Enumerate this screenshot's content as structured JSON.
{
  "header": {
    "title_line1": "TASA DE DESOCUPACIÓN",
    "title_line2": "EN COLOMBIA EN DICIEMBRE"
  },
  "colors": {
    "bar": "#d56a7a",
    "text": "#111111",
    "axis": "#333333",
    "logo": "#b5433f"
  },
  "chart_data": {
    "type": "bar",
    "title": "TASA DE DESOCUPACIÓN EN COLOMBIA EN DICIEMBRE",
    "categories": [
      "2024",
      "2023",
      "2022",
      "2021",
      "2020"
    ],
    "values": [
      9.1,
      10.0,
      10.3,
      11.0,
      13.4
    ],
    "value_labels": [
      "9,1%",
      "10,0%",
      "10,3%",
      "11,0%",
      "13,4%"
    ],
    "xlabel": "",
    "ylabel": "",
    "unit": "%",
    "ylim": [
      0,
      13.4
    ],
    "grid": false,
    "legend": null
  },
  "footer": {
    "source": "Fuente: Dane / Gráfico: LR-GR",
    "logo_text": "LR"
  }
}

━━━

▶ **WHAT THIS TASK INVOLVES**
Restate the data above exactly, keeping each word as it stands.

▶ **SOLUTION**
Enumerate this screenshot's content as structured JSON.
{
  "header": {
    "title_line1": "TASA DE DESOCUPACIÓN",
    "title_line2": "EN COLOMBIA EN DICIEMBRE"
  },
  "colors": {
    "bar": "#d56a7a",
    "text": "#111111",
    "axis": "#333333",
    "logo": "#b5433f"
  },
  "chart_data": {
    "type": "bar",
    "title": "TASA DE DESOCUPACIÓN EN COLOMBIA EN DICIEMBRE",
    "categories": [
      "2024",
      "2023",
      "2022",
      "2021",
      "2020"
    ],
    "values": [
      9.1,
      10.0,
      10.3,
      11.0,
      13.4
    ],
    "value_labels": [
      "9,1%",
      "10,0%",
      "10,3%",
      "11,0%",
      "13,4%"
    ],
    "xlabel": "",
    "ylabel": "",
    "unit": "%",
    "ylim": [
      0,
      13.4
    ],
    "grid": false,
    "legend": null
  },
  "footer": {
    "source": "Fuente: Dane / Gráfico: LR-GR",
    "logo_text": "LR"
  }
}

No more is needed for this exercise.